=== Given task ===
Extract all records. Keep each one exact.
□ □ □
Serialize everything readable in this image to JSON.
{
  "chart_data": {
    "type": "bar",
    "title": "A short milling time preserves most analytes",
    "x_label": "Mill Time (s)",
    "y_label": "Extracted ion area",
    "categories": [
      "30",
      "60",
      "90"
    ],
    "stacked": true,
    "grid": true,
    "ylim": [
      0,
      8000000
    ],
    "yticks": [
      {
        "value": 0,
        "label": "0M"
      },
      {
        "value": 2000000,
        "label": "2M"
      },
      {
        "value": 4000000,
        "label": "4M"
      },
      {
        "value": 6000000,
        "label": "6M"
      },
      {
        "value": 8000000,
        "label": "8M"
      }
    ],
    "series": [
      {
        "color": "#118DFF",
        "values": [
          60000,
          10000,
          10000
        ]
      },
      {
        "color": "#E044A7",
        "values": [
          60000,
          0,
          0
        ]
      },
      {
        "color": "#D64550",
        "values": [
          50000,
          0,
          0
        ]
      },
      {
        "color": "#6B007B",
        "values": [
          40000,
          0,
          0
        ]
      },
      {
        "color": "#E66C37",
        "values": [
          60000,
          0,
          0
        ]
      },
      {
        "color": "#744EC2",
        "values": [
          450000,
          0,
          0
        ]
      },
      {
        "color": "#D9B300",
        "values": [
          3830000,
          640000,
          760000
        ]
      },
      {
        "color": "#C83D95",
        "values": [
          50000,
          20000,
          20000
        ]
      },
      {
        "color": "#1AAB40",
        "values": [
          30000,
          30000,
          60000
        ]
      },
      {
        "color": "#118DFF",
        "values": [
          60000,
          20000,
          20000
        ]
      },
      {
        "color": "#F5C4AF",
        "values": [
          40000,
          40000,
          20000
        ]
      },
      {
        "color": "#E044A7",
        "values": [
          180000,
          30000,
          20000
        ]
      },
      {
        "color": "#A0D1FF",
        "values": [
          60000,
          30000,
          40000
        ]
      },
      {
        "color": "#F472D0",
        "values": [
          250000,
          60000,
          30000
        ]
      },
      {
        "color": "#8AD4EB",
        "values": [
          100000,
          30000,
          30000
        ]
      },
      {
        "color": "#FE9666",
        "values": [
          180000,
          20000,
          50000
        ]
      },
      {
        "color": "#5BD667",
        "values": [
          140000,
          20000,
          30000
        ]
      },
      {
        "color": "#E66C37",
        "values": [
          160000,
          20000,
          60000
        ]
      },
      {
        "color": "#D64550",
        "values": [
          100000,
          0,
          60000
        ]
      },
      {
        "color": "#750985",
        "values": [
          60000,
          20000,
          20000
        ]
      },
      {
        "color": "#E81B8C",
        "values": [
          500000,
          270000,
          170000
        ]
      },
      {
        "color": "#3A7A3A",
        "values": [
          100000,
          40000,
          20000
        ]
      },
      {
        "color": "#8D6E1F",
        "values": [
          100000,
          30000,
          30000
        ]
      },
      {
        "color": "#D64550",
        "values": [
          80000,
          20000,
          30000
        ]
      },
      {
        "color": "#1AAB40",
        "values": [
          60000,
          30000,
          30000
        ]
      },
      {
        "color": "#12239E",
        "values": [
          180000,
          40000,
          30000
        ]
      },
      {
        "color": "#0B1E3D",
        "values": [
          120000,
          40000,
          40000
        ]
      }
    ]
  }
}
□ □ □
=== Exercise result ===
Serialize everything readable in this image to JSON.
{
  "chart_data": {
    "type": "bar",
    "title": "A short milling time preserves most analytes",
    "x_label": "Mill Time (s)",
    "y_label": "Extracted ion area",
    "categories": [
      "30",
      "60",
      "90"
    ],
    "stacked": true,
    "grid": true,
    "ylim": [
      0,
      8000000
    ],
    "yticks": [
      {
        "value": 0,
        "label": "0M"
      },
      {
        "value": 2000000,
        "label": "2M"
      },
      {
        "value": 4000000,
        "label": "4M"
      },
      {
        "value": 6000000,
        "label": "6M"
      },
      {
        "value": 8000000,
        "label": "8M"
      }
    ],
    "series": [
      {
        "color": "#118DFF",
        "values": [
          60000,
          10000,
          10000
        ]
      },
      {
        "color": "#E044A7",
        "values": [
          60000,
          0,
          0
        ]
      },
      {
        "color": "#D64550",
        "values": [
          50000,
          0,
          0
        ]
      },
      {
        "color": "#6B007B",
        "values": [
          40000,
          0,
          0
        ]
      },
      {
        "color": "#E66C37",
        "values": [
          60000,
          0,
          0
        ]
      },
      {
        "color": "#744EC2",
        "values": [
          450000,
          0,
          0
        ]
      },
      {
        "color": "#D9B300",
        "values": [
          3830000,
          640000,
          760000
        ]
      },
      {
        "color": "#C83D95",
        "values": [
          50000,
          20000,
          20000
        ]
      },
      {
        "color": "#1AAB40",
        "values": [
          30000,
          30000,
          60000
        ]
      },
      {
        "color": "#118DFF",
        "values": [
          60000,
          20000,
          20000
        ]
      },
      {
        "color": "#F5C4AF",
        "values": [
          40000,
          40000,
          20000
        ]
      },
      {
        "color": "#E044A7",
        "values": [
          180000,
          30000,
          20000
        ]
      },
      {
        "color": "#A0D1FF",
        "values": [
          60000,
          30000,
          40000
        ]
      },
      {
        "color": "#F472D0",
        "values": [
          250000,
          60000,
          30000
        ]
      },
      {
        "color": "#8AD4EB",
        "values": [
          100000,
          30000,
          30000
        ]
      },
      {
        "color": "#FE9666",
        "values": [
          180000,
          20000,
          50000
        ]
      },
      {
        "color": "#5BD667",
        "values": [
          140000,
          20000,
          30000
        ]
      },
      {
        "color": "#E66C37",
        "values": [
          160000,
          20000,
          60000
        ]
      },
      {
        "color": "#D64550",
        "values": [
          100000,
          0,
          60000
        ]
      },
      {
        "color": "#750985",
        "values": [
          60000,
          20000,
          20000
        ]
      },
      {
        "color": "#E81B8C",
        "values": [
          500000,
          270000,
          170000
        ]
      },
      {
        "color": "#3A7A3A",
        "values": [
          100000,
          40000,
          20000
        ]
      },
      {
        "color": "#8D6E1F",
        "values": [
          100000,
          30000,
          30000
        ]
      },
      {
        "color": "#D64550",
        "values": [
          80000,
          20000,
          30000
        ]
      },
      {
        "color": "#1AAB40",
        "values": [
          60000,
          30000,
          30000
        ]
      },
      {
        "color": "#12239E",
        "values": [
          180000,
          40000,
          30000
        ]
      },
      {
        "color": "#0B1E3D",
        "values": [
          120000,
          40000,
          40000
        ]
      }
    ]
  }
}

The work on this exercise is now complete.